• What needs to be done
Copy every line in which the string "text" occurs.

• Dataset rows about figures
━━━━━━━━━━━━━━━━━━━━
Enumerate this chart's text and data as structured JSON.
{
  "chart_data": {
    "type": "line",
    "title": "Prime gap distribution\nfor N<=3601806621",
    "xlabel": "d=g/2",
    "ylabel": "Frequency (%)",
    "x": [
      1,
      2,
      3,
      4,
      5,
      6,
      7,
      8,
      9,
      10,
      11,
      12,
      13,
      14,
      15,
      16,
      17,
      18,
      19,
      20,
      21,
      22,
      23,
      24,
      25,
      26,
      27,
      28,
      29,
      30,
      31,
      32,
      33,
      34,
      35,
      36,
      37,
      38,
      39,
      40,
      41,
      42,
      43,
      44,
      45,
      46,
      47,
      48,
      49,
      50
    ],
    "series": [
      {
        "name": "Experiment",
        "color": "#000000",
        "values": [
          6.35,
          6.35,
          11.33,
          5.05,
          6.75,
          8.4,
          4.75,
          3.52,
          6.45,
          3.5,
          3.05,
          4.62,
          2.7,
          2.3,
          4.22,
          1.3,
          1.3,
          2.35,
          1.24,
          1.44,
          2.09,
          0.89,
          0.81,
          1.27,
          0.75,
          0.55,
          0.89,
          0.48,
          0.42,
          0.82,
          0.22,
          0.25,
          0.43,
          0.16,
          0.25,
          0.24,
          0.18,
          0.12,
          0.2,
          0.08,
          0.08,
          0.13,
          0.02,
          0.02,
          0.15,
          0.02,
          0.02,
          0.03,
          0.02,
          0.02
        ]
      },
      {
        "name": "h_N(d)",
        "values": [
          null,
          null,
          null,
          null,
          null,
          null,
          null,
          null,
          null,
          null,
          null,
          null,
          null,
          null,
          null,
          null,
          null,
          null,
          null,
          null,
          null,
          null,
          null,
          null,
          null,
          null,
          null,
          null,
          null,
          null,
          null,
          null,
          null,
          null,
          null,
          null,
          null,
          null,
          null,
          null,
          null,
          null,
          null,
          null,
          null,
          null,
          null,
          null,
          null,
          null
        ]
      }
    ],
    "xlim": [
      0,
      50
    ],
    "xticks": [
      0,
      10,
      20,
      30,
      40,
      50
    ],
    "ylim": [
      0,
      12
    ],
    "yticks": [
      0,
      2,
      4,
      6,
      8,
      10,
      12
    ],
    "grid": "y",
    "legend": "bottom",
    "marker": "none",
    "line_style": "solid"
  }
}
━━━━━━━━━━━━━━━━━━━━
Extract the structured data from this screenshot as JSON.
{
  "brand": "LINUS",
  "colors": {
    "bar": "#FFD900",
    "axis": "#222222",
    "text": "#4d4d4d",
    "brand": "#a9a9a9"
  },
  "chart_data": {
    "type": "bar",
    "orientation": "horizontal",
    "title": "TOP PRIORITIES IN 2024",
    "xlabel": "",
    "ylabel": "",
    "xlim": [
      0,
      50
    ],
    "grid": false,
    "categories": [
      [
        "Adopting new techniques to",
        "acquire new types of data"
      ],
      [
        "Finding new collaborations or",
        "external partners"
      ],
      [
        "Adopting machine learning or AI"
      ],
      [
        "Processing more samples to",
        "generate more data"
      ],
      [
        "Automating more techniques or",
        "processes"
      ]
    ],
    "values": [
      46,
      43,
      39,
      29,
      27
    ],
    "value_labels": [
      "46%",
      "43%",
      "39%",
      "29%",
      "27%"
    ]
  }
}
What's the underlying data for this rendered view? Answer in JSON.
━━━━━━━━━━━━━━━━━━━━
• Result of the task
Enumerate this chart's text and data as structured JSON.
    "text": "#4d4d4d",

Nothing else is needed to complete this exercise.